Set exercise
Reproduce the listing below exactly. Pictures do not belong in the copy.

Excerpted records
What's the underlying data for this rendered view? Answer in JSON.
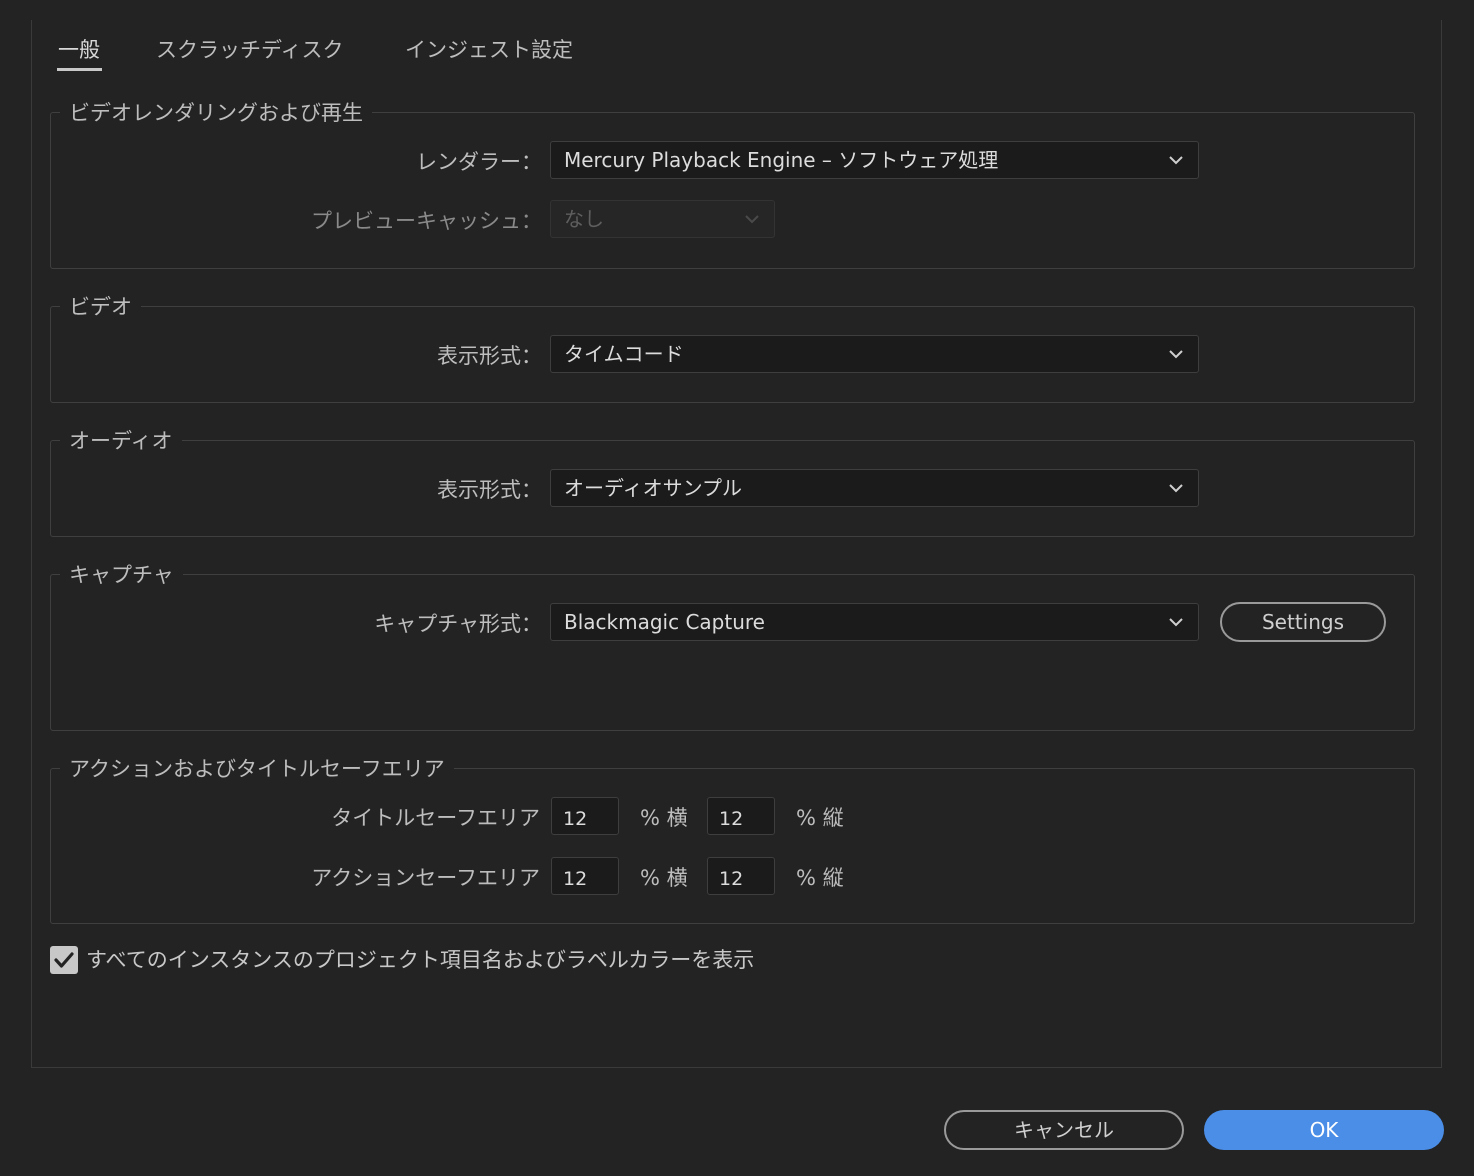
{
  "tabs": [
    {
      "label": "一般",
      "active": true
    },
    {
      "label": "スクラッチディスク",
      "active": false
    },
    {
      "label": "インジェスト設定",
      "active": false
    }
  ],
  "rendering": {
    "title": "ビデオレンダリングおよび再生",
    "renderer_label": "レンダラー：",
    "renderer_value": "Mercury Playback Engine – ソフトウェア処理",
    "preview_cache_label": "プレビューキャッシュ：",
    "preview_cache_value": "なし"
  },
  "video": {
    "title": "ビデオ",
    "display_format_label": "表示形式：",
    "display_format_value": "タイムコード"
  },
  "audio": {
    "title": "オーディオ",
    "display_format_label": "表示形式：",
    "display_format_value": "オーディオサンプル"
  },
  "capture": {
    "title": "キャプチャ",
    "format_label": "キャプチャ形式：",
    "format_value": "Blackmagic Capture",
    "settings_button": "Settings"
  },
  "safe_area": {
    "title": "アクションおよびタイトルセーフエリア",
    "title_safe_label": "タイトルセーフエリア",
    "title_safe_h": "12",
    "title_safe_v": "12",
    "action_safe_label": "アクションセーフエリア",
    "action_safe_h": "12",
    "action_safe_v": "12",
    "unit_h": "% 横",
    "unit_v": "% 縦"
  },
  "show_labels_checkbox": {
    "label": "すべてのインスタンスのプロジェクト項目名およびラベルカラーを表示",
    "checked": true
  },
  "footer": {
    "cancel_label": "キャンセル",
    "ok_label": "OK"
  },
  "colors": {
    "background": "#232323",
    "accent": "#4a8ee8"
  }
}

Response to the exercise
What's the underlying data for this rendered view? Answer in JSON.
{
  "tabs": [
    {
      "label": "一般",
      "active": true
    },
    {
      "label": "スクラッチディスク",
      "active": false
    },
    {
      "label": "インジェスト設定",
      "active": false
    }
  ],
  "rendering": {
    "title": "ビデオレンダリングおよび再生",
    "renderer_label": "レンダラー：",
    "renderer_value": "Mercury Playback Engine – ソフトウェア処理",
    "preview_cache_label": "プレビューキャッシュ：",
    "preview_cache_value": "なし"
  },
  "video": {
    "title": "ビデオ",
    "display_format_label": "表示形式：",
    "display_format_value": "タイムコード"
  },
  "audio": {
    "title": "オーディオ",
    "display_format_label": "表示形式：",
    "display_format_value": "オーディオサンプル"
  },
  "capture": {
    "title": "キャプチャ",
    "format_label": "キャプチャ形式：",
    "format_value": "Blackmagic Capture",
    "settings_button": "Settings"
  },
  "safe_area": {
    "title": "アクションおよびタイトルセーフエリア",
    "title_safe_label": "タイトルセーフエリア",
    "title_safe_h": "12",
    "title_safe_v": "12",
    "action_safe_label": "アクションセーフエリア",
    "action_safe_h": "12",
    "action_safe_v": "12",
    "unit_h": "% 横",
    "unit_v": "% 縦"
  },
  "show_labels_checkbox": {
    "label": "すべてのインスタンスのプロジェクト項目名およびラベルカラーを表示",
    "checked": true
  },
  "footer": {
    "cancel_label": "キャンセル",
    "ok_label": "OK"
  },
  "colors": {
    "background": "#232323",
    "accent": "#4a8ee8"
  }
}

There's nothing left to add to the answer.